EXERCISE: Set the listing down again exactly, please, apart from its pictures.

Figure record listings:

━━━━━━━━━━━━━━━━━━━━━━━━━━━━━━

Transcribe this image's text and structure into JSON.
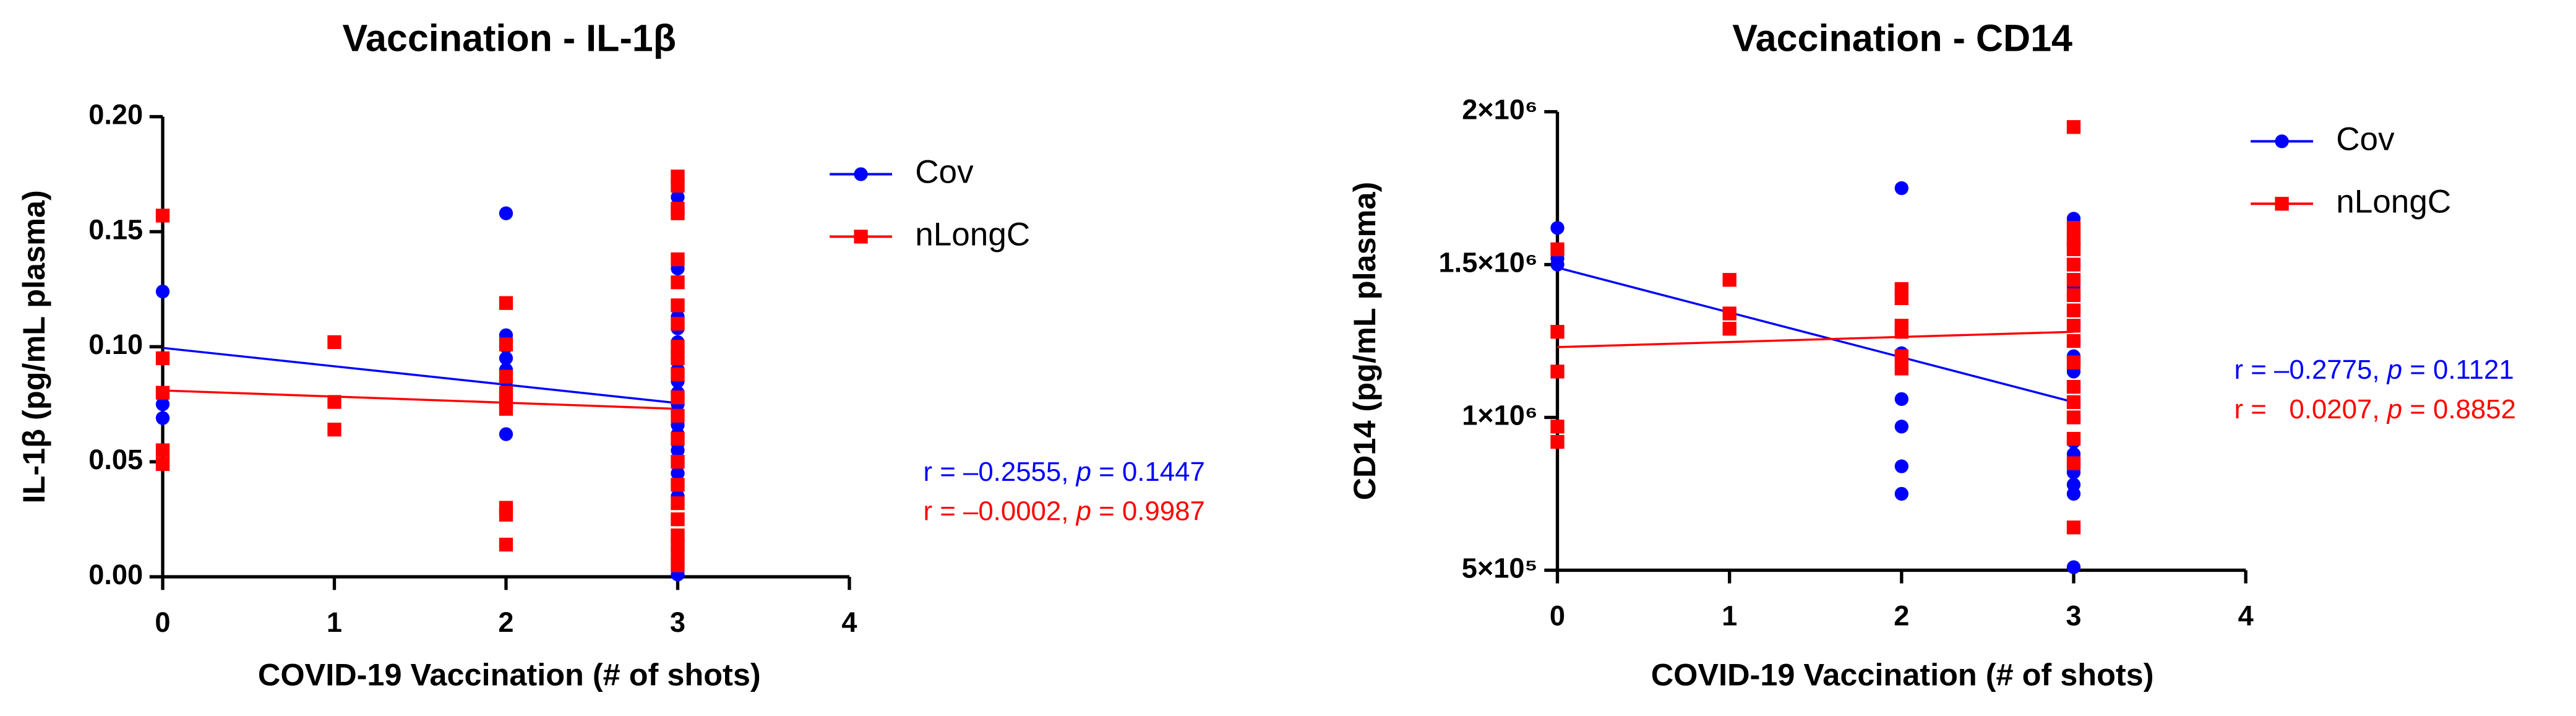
{
  "chart_data": [
    {
      "type": "scatter",
      "title": "Vaccination - IL-1β",
      "x_label": "COVID-19 Vaccination (# of shots)",
      "y_label": "IL-1β (pg/mL plasma)",
      "xlim": [
        0,
        4
      ],
      "xticks": [
        0,
        1,
        2,
        3,
        4
      ],
      "ylim": [
        0,
        0.2
      ],
      "yticks": [
        {
          "value": 0,
          "label": "0.00"
        },
        0.05,
        {
          "value": 0.1,
          "label": "0.10"
        },
        0.15,
        {
          "value": 0.2,
          "label": "0.20"
        }
      ],
      "series": [
        {
          "name": "Cov",
          "color": "#0000ff",
          "marker": "circle",
          "x": [
            0,
            0,
            0,
            2,
            2,
            2,
            2,
            2,
            2,
            2,
            2,
            3,
            3,
            3,
            3,
            3,
            3,
            3,
            3,
            3,
            3,
            3,
            3,
            3,
            3,
            3,
            3,
            3,
            3,
            3,
            3,
            3,
            3,
            3
          ],
          "values": [
            0.124,
            0.075,
            0.069,
            0.158,
            0.105,
            0.1,
            0.095,
            0.09,
            0.085,
            0.08,
            0.062,
            0.165,
            0.16,
            0.134,
            0.113,
            0.108,
            0.102,
            0.098,
            0.095,
            0.09,
            0.085,
            0.08,
            0.075,
            0.07,
            0.066,
            0.062,
            0.058,
            0.055,
            0.045,
            0.04,
            0.035,
            0.025,
            0.003,
            0.001
          ]
        },
        {
          "name": "nLongC",
          "color": "#ff0000",
          "marker": "square",
          "x": [
            0,
            0,
            0,
            0,
            0,
            1,
            1,
            1,
            2,
            2,
            2,
            2,
            2,
            2,
            2,
            2,
            2,
            3,
            3,
            3,
            3,
            3,
            3,
            3,
            3,
            3,
            3,
            3,
            3,
            3,
            3,
            3,
            3,
            3,
            3,
            3,
            3,
            3,
            3
          ],
          "values": [
            0.157,
            0.095,
            0.08,
            0.055,
            0.049,
            0.102,
            0.076,
            0.064,
            0.119,
            0.101,
            0.087,
            0.08,
            0.076,
            0.073,
            0.03,
            0.027,
            0.014,
            0.174,
            0.17,
            0.16,
            0.158,
            0.138,
            0.128,
            0.118,
            0.11,
            0.1,
            0.095,
            0.088,
            0.078,
            0.07,
            0.06,
            0.05,
            0.04,
            0.032,
            0.025,
            0.018,
            0.014,
            0.01,
            0.005
          ]
        }
      ],
      "fits": [
        {
          "color": "#0000ff",
          "x": [
            0,
            3
          ],
          "values": [
            0.0995,
            0.0755
          ]
        },
        {
          "color": "#ff0000",
          "x": [
            0,
            3
          ],
          "values": [
            0.081,
            0.073
          ]
        }
      ],
      "annotations": [
        {
          "color": "#0000ff",
          "parts": [
            "r = –0.2555, ",
            "p",
            " = 0.1447"
          ]
        },
        {
          "color": "#ff0000",
          "parts": [
            "r = –0.0002, ",
            "p",
            " = 0.9987"
          ]
        }
      ]
    },
    {
      "type": "scatter",
      "title": "Vaccination - CD14",
      "x_label": "COVID-19 Vaccination (# of shots)",
      "y_label": "CD14 (pg/mL plasma)",
      "xlim": [
        0,
        4
      ],
      "xticks": [
        0,
        1,
        2,
        3,
        4
      ],
      "ylim": [
        500000,
        2000000
      ],
      "yticks": [
        {
          "value": 500000,
          "label": "5×10⁵"
        },
        {
          "value": 1000000,
          "label": "1×10⁶"
        },
        {
          "value": 1500000,
          "label": "1.5×10⁶"
        },
        {
          "value": 2000000,
          "label": "2×10⁶"
        }
      ],
      "series": [
        {
          "name": "Cov",
          "color": "#0000ff",
          "marker": "circle",
          "x": [
            0,
            0,
            0,
            2,
            2,
            2,
            2,
            2,
            2,
            2,
            3,
            3,
            3,
            3,
            3,
            3,
            3,
            3,
            3,
            3,
            3,
            3,
            3,
            3,
            3,
            3,
            3,
            3
          ],
          "values": [
            1620000,
            1520000,
            1500000,
            1750000,
            1280000,
            1210000,
            1060000,
            970000,
            840000,
            750000,
            1650000,
            1570000,
            1430000,
            1400000,
            1300000,
            1250000,
            1200000,
            1150000,
            1100000,
            1050000,
            1000000,
            920000,
            880000,
            850000,
            820000,
            780000,
            750000,
            510000
          ]
        },
        {
          "name": "nLongC",
          "color": "#ff0000",
          "marker": "square",
          "x": [
            0,
            0,
            0,
            0,
            0,
            1,
            1,
            1,
            2,
            2,
            2,
            2,
            2,
            2,
            3,
            3,
            3,
            3,
            3,
            3,
            3,
            3,
            3,
            3,
            3,
            3,
            3,
            3,
            3,
            3,
            3
          ],
          "values": [
            1550000,
            1280000,
            1150000,
            970000,
            920000,
            1450000,
            1340000,
            1290000,
            1420000,
            1390000,
            1300000,
            1280000,
            1200000,
            1160000,
            1950000,
            1620000,
            1580000,
            1550000,
            1500000,
            1450000,
            1400000,
            1350000,
            1300000,
            1250000,
            1180000,
            1100000,
            1050000,
            1000000,
            930000,
            850000,
            640000
          ]
        }
      ],
      "fits": [
        {
          "color": "#0000ff",
          "x": [
            0,
            3
          ],
          "values": [
            1490000,
            1050000
          ]
        },
        {
          "color": "#ff0000",
          "x": [
            0,
            3
          ],
          "values": [
            1230000,
            1280000
          ]
        }
      ],
      "annotations": [
        {
          "color": "#0000ff",
          "parts": [
            "r = –0.2775, ",
            "p",
            " = 0.1121"
          ]
        },
        {
          "color": "#ff0000",
          "parts": [
            "r =   0.0207, ",
            "p",
            " = 0.8852"
          ]
        }
      ]
    }
  ]
}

━━━━━━━━━━━━━━━━━━━━━━━━━━━━━━

TASK RESPONSE:
Transcribe this image's text and structure into JSON.
{
  "chart_data": [
    {
      "type": "scatter",
      "title": "Vaccination - IL-1β",
      "x_label": "COVID-19 Vaccination (# of shots)",
      "y_label": "IL-1β (pg/mL plasma)",
      "xlim": [
        0,
        4
      ],
      "xticks": [
        0,
        1,
        2,
        3,
        4
      ],
      "ylim": [
        0,
        0.2
      ],
      "yticks": [
        {
          "value": 0,
          "label": "0.00"
        },
        0.05,
        {
          "value": 0.1,
          "label": "0.10"
        },
        0.15,
        {
          "value": 0.2,
          "label": "0.20"
        }
      ],
      "series": [
        {
          "name": "Cov",
          "color": "#0000ff",
          "marker": "circle",
          "x": [
            0,
            0,
            0,
            2,
            2,
            2,
            2,
            2,
            2,
            2,
            2,
            3,
            3,
            3,
            3,
            3,
            3,
            3,
            3,
            3,
            3,
            3,
            3,
            3,
            3,
            3,
            3,
            3,
            3,
            3,
            3,
            3,
            3,
            3
          ],
          "values": [
            0.124,
            0.075,
            0.069,
            0.158,
            0.105,
            0.1,
            0.095,
            0.09,
            0.085,
            0.08,
            0.062,
            0.165,
            0.16,
            0.134,
            0.113,
            0.108,
            0.102,
            0.098,
            0.095,
            0.09,
            0.085,
            0.08,
            0.075,
            0.07,
            0.066,
            0.062,
            0.058,
            0.055,
            0.045,
            0.04,
            0.035,
            0.025,
            0.003,
            0.001
          ]
        },
        {
          "name": "nLongC",
          "color": "#ff0000",
          "marker": "square",
          "x": [
            0,
            0,
            0,
            0,
            0,
            1,
            1,
            1,
            2,
            2,
            2,
            2,
            2,
            2,
            2,
            2,
            2,
            3,
            3,
            3,
            3,
            3,
            3,
            3,
            3,
            3,
            3,
            3,
            3,
            3,
            3,
            3,
            3,
            3,
            3,
            3,
            3,
            3,
            3
          ],
          "values": [
            0.157,
            0.095,
            0.08,
            0.055,
            0.049,
            0.102,
            0.076,
            0.064,
            0.119,
            0.101,
            0.087,
            0.08,
            0.076,
            0.073,
            0.03,
            0.027,
            0.014,
            0.174,
            0.17,
            0.16,
            0.158,
            0.138,
            0.128,
            0.118,
            0.11,
            0.1,
            0.095,
            0.088,
            0.078,
            0.07,
            0.06,
            0.05,
            0.04,
            0.032,
            0.025,
            0.018,
            0.014,
            0.01,
            0.005
          ]
        }
      ],
      "fits": [
        {
          "color": "#0000ff",
          "x": [
            0,
            3
          ],
          "values": [
            0.0995,
            0.0755
          ]
        },
        {
          "color": "#ff0000",
          "x": [
            0,
            3
          ],
          "values": [
            0.081,
            0.073
          ]
        }
      ],
      "annotations": [
        {
          "color": "#0000ff",
          "parts": [
            "r = –0.2555, ",
            "p",
            " = 0.1447"
          ]
        },
        {
          "color": "#ff0000",
          "parts": [
            "r = –0.0002, ",
            "p",
            " = 0.9987"
          ]
        }
      ]
    },
    {
      "type": "scatter",
      "title": "Vaccination - CD14",
      "x_label": "COVID-19 Vaccination (# of shots)",
      "y_label": "CD14 (pg/mL plasma)",
      "xlim": [
        0,
        4
      ],
      "xticks": [
        0,
        1,
        2,
        3,
        4
      ],
      "ylim": [
        500000,
        2000000
      ],
      "yticks": [
        {
          "value": 500000,
          "label": "5×10⁵"
        },
        {
          "value": 1000000,
          "label": "1×10⁶"
        },
        {
          "value": 1500000,
          "label": "1.5×10⁶"
        },
        {
          "value": 2000000,
          "label": "2×10⁶"
        }
      ],
      "series": [
        {
          "name": "Cov",
          "color": "#0000ff",
          "marker": "circle",
          "x": [
            0,
            0,
            0,
            2,
            2,
            2,
            2,
            2,
            2,
            2,
            3,
            3,
            3,
            3,
            3,
            3,
            3,
            3,
            3,
            3,
            3,
            3,
            3,
            3,
            3,
            3,
            3,
            3
          ],
          "values": [
            1620000,
            1520000,
            1500000,
            1750000,
            1280000,
            1210000,
            1060000,
            970000,
            840000,
            750000,
            1650000,
            1570000,
            1430000,
            1400000,
            1300000,
            1250000,
            1200000,
            1150000,
            1100000,
            1050000,
            1000000,
            920000,
            880000,
            850000,
            820000,
            780000,
            750000,
            510000
          ]
        },
        {
          "name": "nLongC",
          "color": "#ff0000",
          "marker": "square",
          "x": [
            0,
            0,
            0,
            0,
            0,
            1,
            1,
            1,
            2,
            2,
            2,
            2,
            2,
            2,
            3,
            3,
            3,
            3,
            3,
            3,
            3,
            3,
            3,
            3,
            3,
            3,
            3,
            3,
            3,
            3,
            3
          ],
          "values": [
            1550000,
            1280000,
            1150000,
            970000,
            920000,
            1450000,
            1340000,
            1290000,
            1420000,
            1390000,
            1300000,
            1280000,
            1200000,
            1160000,
            1950000,
            1620000,
            1580000,
            1550000,
            1500000,
            1450000,
            1400000,
            1350000,
            1300000,
            1250000,
            1180000,
            1100000,
            1050000,
            1000000,
            930000,
            850000,
            640000
          ]
        }
      ],
      "fits": [
        {
          "color": "#0000ff",
          "x": [
            0,
            3
          ],
          "values": [
            1490000,
            1050000
          ]
        },
        {
          "color": "#ff0000",
          "x": [
            0,
            3
          ],
          "values": [
            1230000,
            1280000
          ]
        }
      ],
      "annotations": [
        {
          "color": "#0000ff",
          "parts": [
            "r = –0.2775, ",
            "p",
            " = 0.1121"
          ]
        },
        {
          "color": "#ff0000",
          "parts": [
            "r =   0.0207, ",
            "p",
            " = 0.8852"
          ]
        }
      ]
    }
  ]
}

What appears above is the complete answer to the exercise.